Document section:
Bruce the Blog
By Bruce Apar
When Bruce The Blog Listens, People Talk
As a teenager, I lay awake in bed, listening with dread to the vague, cold clanging of apparatus being prepared in the bathroom I shared with my two older brothers, Stephen, the eldest, and Robert, our middle sibling.
Like the popular ’60s TV situation comedy with Fred MacMurray as paterfamilias, we were our dad’s “My Three Sons.”
But, on the eve of the 1960s, our family life was about to become situation tragedy.
In September 1959 our mother was stricken, like a bolt of lightning, by a massive brain hemorrhage. I was eerily scared, not by what I saw, but by what I didn’t understand was happening before me.
One moment, she was fine. The next moment, she couldn’t speak. Soon, the ambulance arrived. That’s what greeted my traveling salesman dad when he came home from work in the age before mobile phones.
Goodnight, Mom
The ambulance took our mom away. Just like that, she was gone. I never saw her again.
When my dad picked me up at a neighbor’s house, as we crossed the street, a friend of Stephen’s drove by, stopping to ask out the car window, “How’s your wife, Mr. Apar?” It was his turn to lose the power of speech, from being too choked up. It was the first time young Bruce saw his dad cry.
But it was the inconsolable, primal wailing that screamed out of Stephen, as he writhed in endless anguish in a fetal position in the basement, that to this day sends shivers down my spine.
Uneven Stephen
Stephen never recovered. He had just entered senior year of high school. By spring, this motherless man-child was so distraught by how his life had been turned upside down, two months before graduation he dropped out of school.
Worse yet, he dropped in with a crowd that knew how to ease his pain—artificially, momentarily, evilly.
Before long, Stephen was a hard-core heroin addict, stealing to support a habit that cost him, in the 1960s, $50 a day (the equivalent now of $400 a day). It also cost my father his eldest child and me my brother.
Shooting Up Takes You Down
The deeply unnerving noise I heard nightly from the bathroom was Stephen shooting up while handling a spoon, tourniquet and needle. Once my mother was gone, so was Stephen.

Recorded data
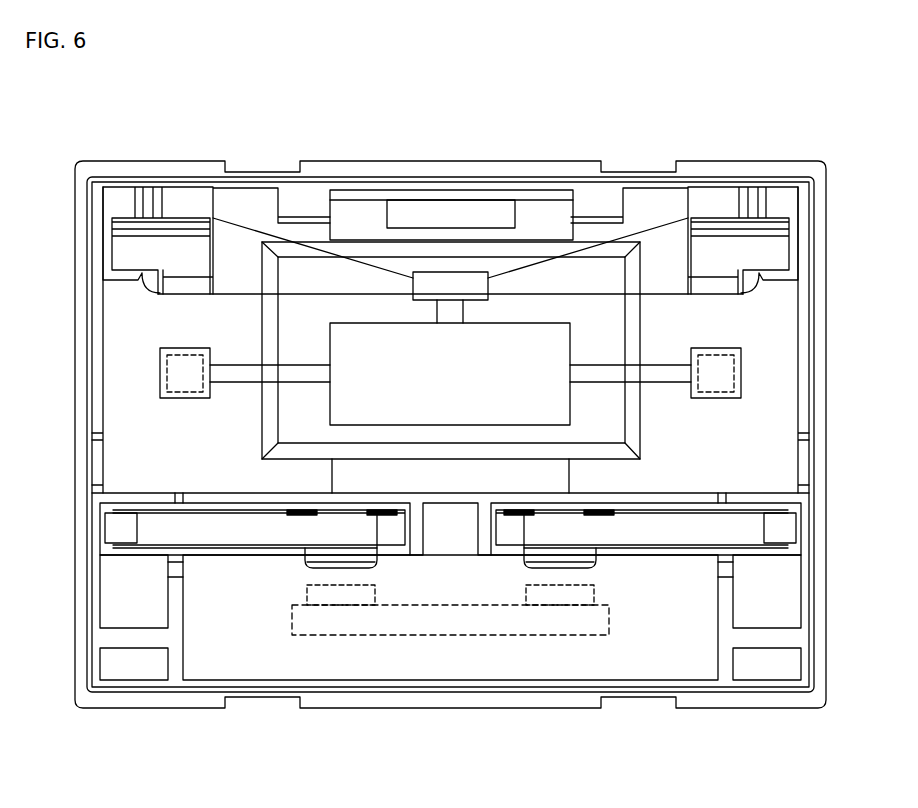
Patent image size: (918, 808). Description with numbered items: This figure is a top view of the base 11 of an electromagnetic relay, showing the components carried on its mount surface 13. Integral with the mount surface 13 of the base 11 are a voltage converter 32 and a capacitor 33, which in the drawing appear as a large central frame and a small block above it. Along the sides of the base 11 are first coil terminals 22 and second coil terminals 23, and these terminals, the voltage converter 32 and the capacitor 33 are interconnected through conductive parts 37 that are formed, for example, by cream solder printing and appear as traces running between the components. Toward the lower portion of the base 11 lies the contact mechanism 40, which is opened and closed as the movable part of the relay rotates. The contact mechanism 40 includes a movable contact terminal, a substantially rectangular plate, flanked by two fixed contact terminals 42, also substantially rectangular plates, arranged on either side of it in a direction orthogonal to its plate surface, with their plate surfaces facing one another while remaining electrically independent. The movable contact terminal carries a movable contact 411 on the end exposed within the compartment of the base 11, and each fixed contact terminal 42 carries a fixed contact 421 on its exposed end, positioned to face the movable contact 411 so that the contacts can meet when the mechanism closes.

The base 11 is at (829, 420).
The mount surface 13 is at (118, 463).
The first coil terminals 22 is at (120, 258).
The second coil terminals 23 is at (160, 378).
The voltage converter 32 is at (560, 412).
The capacitor 33 is at (447, 272).
The conductive parts 37 is at (240, 237).
The contact mechanism 40 is at (354, 655).
The fixed contact terminals 42 is at (120, 528).
The movable contact 411 is at (302, 571).
The fixed contact 421 is at (358, 568).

Task requirements: Rewrite the blog post from "But it was the" up to and including "me my brother.", with "basement" replaced by "attic".

Exercise response:
But it was the inconsolable, primal wailing that screamed out of Stephen, as he writhed in endless anguish in a fetal position in the attic, that to this day sends shivers down my spine.
Uneven Stephen
Stephen never recovered. He had just entered senior year of high school. By spring, this motherless man-child was so distraught by how his life had been turned upside down, two months before graduation he dropped out of school.
Worse yet, he dropped in with a crowd that knew how to ease his pain—artificially, momentarily, evilly.
Before long, Stephen was a hard-core heroin addict, stealing to support a habit that cost him, in the 1960s, $50 a day (the equivalent now of $400 a day). It also cost my father his eldest child and me my brother.